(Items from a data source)
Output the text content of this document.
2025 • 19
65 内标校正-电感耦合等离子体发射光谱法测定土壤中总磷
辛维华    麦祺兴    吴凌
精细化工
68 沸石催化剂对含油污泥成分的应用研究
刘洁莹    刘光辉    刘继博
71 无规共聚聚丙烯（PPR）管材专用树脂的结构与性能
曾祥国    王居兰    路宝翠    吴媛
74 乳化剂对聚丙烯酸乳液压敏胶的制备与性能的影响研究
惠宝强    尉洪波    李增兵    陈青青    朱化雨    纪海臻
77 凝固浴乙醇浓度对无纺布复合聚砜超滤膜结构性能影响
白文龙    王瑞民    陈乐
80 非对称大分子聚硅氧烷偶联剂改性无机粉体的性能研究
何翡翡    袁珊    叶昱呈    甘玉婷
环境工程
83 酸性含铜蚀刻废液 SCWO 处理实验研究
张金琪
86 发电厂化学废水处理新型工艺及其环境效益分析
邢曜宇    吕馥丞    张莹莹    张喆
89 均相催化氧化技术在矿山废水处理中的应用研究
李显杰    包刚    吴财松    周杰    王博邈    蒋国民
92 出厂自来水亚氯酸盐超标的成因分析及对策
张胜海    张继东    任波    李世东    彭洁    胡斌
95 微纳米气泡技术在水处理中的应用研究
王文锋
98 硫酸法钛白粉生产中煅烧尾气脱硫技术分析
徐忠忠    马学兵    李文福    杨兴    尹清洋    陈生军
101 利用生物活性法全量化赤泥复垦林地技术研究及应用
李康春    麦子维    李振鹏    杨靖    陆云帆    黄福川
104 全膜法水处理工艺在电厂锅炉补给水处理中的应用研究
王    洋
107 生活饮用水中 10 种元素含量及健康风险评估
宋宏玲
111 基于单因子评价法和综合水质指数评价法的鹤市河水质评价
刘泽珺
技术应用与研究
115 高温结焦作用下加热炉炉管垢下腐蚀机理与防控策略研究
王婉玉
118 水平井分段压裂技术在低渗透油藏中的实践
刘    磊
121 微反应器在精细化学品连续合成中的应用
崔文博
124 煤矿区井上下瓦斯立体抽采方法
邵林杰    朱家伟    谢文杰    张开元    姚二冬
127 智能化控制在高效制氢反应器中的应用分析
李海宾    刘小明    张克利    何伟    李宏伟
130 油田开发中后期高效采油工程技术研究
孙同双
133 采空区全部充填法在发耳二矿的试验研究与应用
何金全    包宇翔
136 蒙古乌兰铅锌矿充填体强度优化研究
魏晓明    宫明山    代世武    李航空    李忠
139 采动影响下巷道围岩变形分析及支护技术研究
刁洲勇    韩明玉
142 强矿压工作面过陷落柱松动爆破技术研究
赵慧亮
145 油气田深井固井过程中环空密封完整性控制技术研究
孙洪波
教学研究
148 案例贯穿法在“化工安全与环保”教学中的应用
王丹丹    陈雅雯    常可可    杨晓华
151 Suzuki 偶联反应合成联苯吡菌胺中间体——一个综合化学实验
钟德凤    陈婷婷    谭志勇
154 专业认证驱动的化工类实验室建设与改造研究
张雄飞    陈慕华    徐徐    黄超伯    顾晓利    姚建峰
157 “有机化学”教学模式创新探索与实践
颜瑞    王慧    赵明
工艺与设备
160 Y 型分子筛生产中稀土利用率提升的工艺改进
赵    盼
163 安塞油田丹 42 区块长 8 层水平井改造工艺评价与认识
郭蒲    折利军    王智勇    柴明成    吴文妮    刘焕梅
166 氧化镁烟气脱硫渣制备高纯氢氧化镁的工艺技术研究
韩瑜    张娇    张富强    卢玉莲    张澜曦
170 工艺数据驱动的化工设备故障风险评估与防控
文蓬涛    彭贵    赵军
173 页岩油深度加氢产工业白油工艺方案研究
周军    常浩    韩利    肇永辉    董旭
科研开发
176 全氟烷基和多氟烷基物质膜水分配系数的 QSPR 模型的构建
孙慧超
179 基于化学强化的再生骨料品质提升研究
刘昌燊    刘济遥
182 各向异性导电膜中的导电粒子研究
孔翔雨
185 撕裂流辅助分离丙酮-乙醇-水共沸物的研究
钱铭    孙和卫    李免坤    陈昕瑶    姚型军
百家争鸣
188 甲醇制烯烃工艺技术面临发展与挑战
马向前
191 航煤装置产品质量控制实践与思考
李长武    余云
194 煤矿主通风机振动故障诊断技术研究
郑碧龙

STATED EXERCISE: Transcribe all of the lines in the records precisely.

OUTPUT:
Output the text content of this document.
2025 • 19
65 内标校正-电感耦合等离子体发射光谱法测定土壤中总磷
辛维华    麦祺兴    吴凌
精细化工
68 沸石催化剂对含油污泥成分的应用研究
刘洁莹    刘光辉    刘继博
71 无规共聚聚丙烯（PPR）管材专用树脂的结构与性能
曾祥国    王居兰    路宝翠    吴媛
74 乳化剂对聚丙烯酸乳液压敏胶的制备与性能的影响研究
惠宝强    尉洪波    李增兵    陈青青    朱化雨    纪海臻
77 凝固浴乙醇浓度对无纺布复合聚砜超滤膜结构性能影响
白文龙    王瑞民    陈乐
80 非对称大分子聚硅氧烷偶联剂改性无机粉体的性能研究
何翡翡    袁珊    叶昱呈    甘玉婷
环境工程
83 酸性含铜蚀刻废液 SCWO 处理实验研究
张金琪
86 发电厂化学废水处理新型工艺及其环境效益分析
邢曜宇    吕馥丞    张莹莹    张喆
89 均相催化氧化技术在矿山废水处理中的应用研究
李显杰    包刚    吴财松    周杰    王博邈    蒋国民
92 出厂自来水亚氯酸盐超标的成因分析及对策
张胜海    张继东    任波    李世东    彭洁    胡斌
95 微纳米气泡技术在水处理中的应用研究
王文锋
98 硫酸法钛白粉生产中煅烧尾气脱硫技术分析
徐忠忠    马学兵    李文福    杨兴    尹清洋    陈生军
101 利用生物活性法全量化赤泥复垦林地技术研究及应用
李康春    麦子维    李振鹏    杨靖    陆云帆    黄福川
104 全膜法水处理工艺在电厂锅炉补给水处理中的应用研究
王    洋
107 生活饮用水中 10 种元素含量及健康风险评估
宋宏玲
111 基于单因子评价法和综合水质指数评价法的鹤市河水质评价
刘泽珺
技术应用与研究
115 高温结焦作用下加热炉炉管垢下腐蚀机理与防控策略研究
王婉玉
118 水平井分段压裂技术在低渗透油藏中的实践
刘    磊
121 微反应器在精细化学品连续合成中的应用
崔文博
124 煤矿区井上下瓦斯立体抽采方法
邵林杰    朱家伟    谢文杰    张开元    姚二冬
127 智能化控制在高效制氢反应器中的应用分析
李海宾    刘小明    张克利    何伟    李宏伟
130 油田开发中后期高效采油工程技术研究
孙同双
133 采空区全部充填法在发耳二矿的试验研究与应用
何金全    包宇翔
136 蒙古乌兰铅锌矿充填体强度优化研究
魏晓明    宫明山    代世武    李航空    李忠
139 采动影响下巷道围岩变形分析及支护技术研究
刁洲勇    韩明玉
142 强矿压工作面过陷落柱松动爆破技术研究
赵慧亮
145 油气田深井固井过程中环空密封完整性控制技术研究
孙洪波
教学研究
148 案例贯穿法在“化工安全与环保”教学中的应用
王丹丹    陈雅雯    常可可    杨晓华
151 Suzuki 偶联反应合成联苯吡菌胺中间体——一个综合化学实验
钟德凤    陈婷婷    谭志勇
154 专业认证驱动的化工类实验室建设与改造研究
张雄飞    陈慕华    徐徐    黄超伯    顾晓利    姚建峰
157 “有机化学”教学模式创新探索与实践
颜瑞    王慧    赵明
工艺与设备
160 Y 型分子筛生产中稀土利用率提升的工艺改进
赵    盼
163 安塞油田丹 42 区块长 8 层水平井改造工艺评价与认识
郭蒲    折利军    王智勇    柴明成    吴文妮    刘焕梅
166 氧化镁烟气脱硫渣制备高纯氢氧化镁的工艺技术研究
韩瑜    张娇    张富强    卢玉莲    张澜曦
170 工艺数据驱动的化工设备故障风险评估与防控
文蓬涛    彭贵    赵军
173 页岩油深度加氢产工业白油工艺方案研究
周军    常浩    韩利    肇永辉    董旭
科研开发
176 全氟烷基和多氟烷基物质膜水分配系数的 QSPR 模型的构建
孙慧超
179 基于化学强化的再生骨料品质提升研究
刘昌燊    刘济遥
182 各向异性导电膜中的导电粒子研究
孔翔雨
185 撕裂流辅助分离丙酮-乙醇-水共沸物的研究
钱铭    孙和卫    李免坤    陈昕瑶    姚型军
百家争鸣
188 甲醇制烯烃工艺技术面临发展与挑战
马向前
191 航煤装置产品质量控制实践与思考
李长武    余云
194 煤矿主通风机振动故障诊断技术研究
郑碧龙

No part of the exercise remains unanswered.